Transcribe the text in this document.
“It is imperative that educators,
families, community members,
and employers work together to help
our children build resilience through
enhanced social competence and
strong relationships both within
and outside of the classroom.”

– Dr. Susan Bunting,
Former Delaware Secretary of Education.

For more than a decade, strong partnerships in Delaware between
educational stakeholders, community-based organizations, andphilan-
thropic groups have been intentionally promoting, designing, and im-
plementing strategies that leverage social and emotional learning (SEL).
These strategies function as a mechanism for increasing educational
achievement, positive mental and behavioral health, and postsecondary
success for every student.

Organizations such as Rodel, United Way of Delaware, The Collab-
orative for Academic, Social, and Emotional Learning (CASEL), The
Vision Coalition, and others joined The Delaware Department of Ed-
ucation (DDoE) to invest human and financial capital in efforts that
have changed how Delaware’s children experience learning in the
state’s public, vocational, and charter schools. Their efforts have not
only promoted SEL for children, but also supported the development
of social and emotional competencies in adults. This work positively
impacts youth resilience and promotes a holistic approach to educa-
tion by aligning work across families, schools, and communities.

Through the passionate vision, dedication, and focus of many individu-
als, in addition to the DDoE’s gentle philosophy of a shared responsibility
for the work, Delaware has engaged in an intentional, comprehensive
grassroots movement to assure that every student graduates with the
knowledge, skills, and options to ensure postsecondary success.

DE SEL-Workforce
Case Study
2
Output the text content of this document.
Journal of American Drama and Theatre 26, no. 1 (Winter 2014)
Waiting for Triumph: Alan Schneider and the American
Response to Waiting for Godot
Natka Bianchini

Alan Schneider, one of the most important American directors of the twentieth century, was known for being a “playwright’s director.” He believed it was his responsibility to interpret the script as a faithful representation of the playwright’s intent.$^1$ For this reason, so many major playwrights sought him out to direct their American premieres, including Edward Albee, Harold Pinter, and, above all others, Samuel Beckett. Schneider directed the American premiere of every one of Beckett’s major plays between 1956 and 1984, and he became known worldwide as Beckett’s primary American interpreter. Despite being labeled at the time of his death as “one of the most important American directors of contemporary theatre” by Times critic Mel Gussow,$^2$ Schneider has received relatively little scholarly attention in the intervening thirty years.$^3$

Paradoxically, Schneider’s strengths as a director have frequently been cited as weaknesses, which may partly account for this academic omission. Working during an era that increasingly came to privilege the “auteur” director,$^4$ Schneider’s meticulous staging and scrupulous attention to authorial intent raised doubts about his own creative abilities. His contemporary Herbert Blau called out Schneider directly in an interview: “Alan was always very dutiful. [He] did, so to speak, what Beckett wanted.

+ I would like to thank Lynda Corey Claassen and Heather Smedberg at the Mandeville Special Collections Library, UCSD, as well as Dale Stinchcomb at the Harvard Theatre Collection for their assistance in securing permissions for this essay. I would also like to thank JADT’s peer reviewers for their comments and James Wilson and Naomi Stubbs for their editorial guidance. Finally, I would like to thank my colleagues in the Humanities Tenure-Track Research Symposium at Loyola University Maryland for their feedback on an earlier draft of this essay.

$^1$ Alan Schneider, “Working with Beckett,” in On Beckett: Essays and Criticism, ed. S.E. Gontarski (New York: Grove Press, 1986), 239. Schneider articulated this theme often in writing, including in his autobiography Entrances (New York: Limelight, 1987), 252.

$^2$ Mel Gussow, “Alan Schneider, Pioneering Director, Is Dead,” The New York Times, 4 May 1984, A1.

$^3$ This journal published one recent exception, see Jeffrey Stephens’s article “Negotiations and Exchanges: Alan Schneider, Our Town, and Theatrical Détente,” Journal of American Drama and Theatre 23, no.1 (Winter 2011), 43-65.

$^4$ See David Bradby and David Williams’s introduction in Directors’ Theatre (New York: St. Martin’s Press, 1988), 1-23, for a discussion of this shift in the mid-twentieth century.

SET TASK
The records above must be output exactly, in full.

CORRECT RESULT
Transcribe the text in this document.
“It is imperative that educators,
families, community members,
and employers work together to help
our children build resilience through
enhanced social competence and
strong relationships both within
and outside of the classroom.”

– Dr. Susan Bunting,
Former Delaware Secretary of Education.

For more than a decade, strong partnerships in Delaware between
educational stakeholders, community-based organizations, andphilan-
thropic groups have been intentionally promoting, designing, and im-
plementing strategies that leverage social and emotional learning (SEL).
These strategies function as a mechanism for increasing educational
achievement, positive mental and behavioral health, and postsecondary
success for every student.

Organizations such as Rodel, United Way of Delaware, The Collab-
orative for Academic, Social, and Emotional Learning (CASEL), The
Vision Coalition, and others joined The Delaware Department of Ed-
ucation (DDoE) to invest human and financial capital in efforts that
have changed how Delaware’s children experience learning in the
state’s public, vocational, and charter schools. Their efforts have not
only promoted SEL for children, but also supported the development
of social and emotional competencies in adults. This work positively
impacts youth resilience and promotes a holistic approach to educa-
tion by aligning work across families, schools, and communities.

Through the passionate vision, dedication, and focus of many individu-
als, in addition to the DDoE’s gentle philosophy of a shared responsibility
for the work, Delaware has engaged in an intentional, comprehensive
grassroots movement to assure that every student graduates with the
knowledge, skills, and options to ensure postsecondary success.

DE SEL-Workforce
Case Study
2
Output the text content of this document.
Journal of American Drama and Theatre 26, no. 1 (Winter 2014)
Waiting for Triumph: Alan Schneider and the American
Response to Waiting for Godot
Natka Bianchini

Alan Schneider, one of the most important American directors of the twentieth century, was known for being a “playwright’s director.” He believed it was his responsibility to interpret the script as a faithful representation of the playwright’s intent.$^1$ For this reason, so many major playwrights sought him out to direct their American premieres, including Edward Albee, Harold Pinter, and, above all others, Samuel Beckett. Schneider directed the American premiere of every one of Beckett’s major plays between 1956 and 1984, and he became known worldwide as Beckett’s primary American interpreter. Despite being labeled at the time of his death as “one of the most important American directors of contemporary theatre” by Times critic Mel Gussow,$^2$ Schneider has received relatively little scholarly attention in the intervening thirty years.$^3$

Paradoxically, Schneider’s strengths as a director have frequently been cited as weaknesses, which may partly account for this academic omission. Working during an era that increasingly came to privilege the “auteur” director,$^4$ Schneider’s meticulous staging and scrupulous attention to authorial intent raised doubts about his own creative abilities. His contemporary Herbert Blau called out Schneider directly in an interview: “Alan was always very dutiful. [He] did, so to speak, what Beckett wanted.

+ I would like to thank Lynda Corey Claassen and Heather Smedberg at the Mandeville Special Collections Library, UCSD, as well as Dale Stinchcomb at the Harvard Theatre Collection for their assistance in securing permissions for this essay. I would also like to thank JADT’s peer reviewers for their comments and James Wilson and Naomi Stubbs for their editorial guidance. Finally, I would like to thank my colleagues in the Humanities Tenure-Track Research Symposium at Loyola University Maryland for their feedback on an earlier draft of this essay.

$^1$ Alan Schneider, “Working with Beckett,” in On Beckett: Essays and Criticism, ed. S.E. Gontarski (New York: Grove Press, 1986), 239. Schneider articulated this theme often in writing, including in his autobiography Entrances (New York: Limelight, 1987), 252.

$^2$ Mel Gussow, “Alan Schneider, Pioneering Director, Is Dead,” The New York Times, 4 May 1984, A1.

$^3$ This journal published one recent exception, see Jeffrey Stephens’s article “Negotiations and Exchanges: Alan Schneider, Our Town, and Theatrical Détente,” Journal of American Drama and Theatre 23, no.1 (Winter 2011), 43-65.

$^4$ See David Bradby and David Williams’s introduction in Directors’ Theatre (New York: St. Martin’s Press, 1988), 1-23, for a discussion of this shift in the mid-twentieth century.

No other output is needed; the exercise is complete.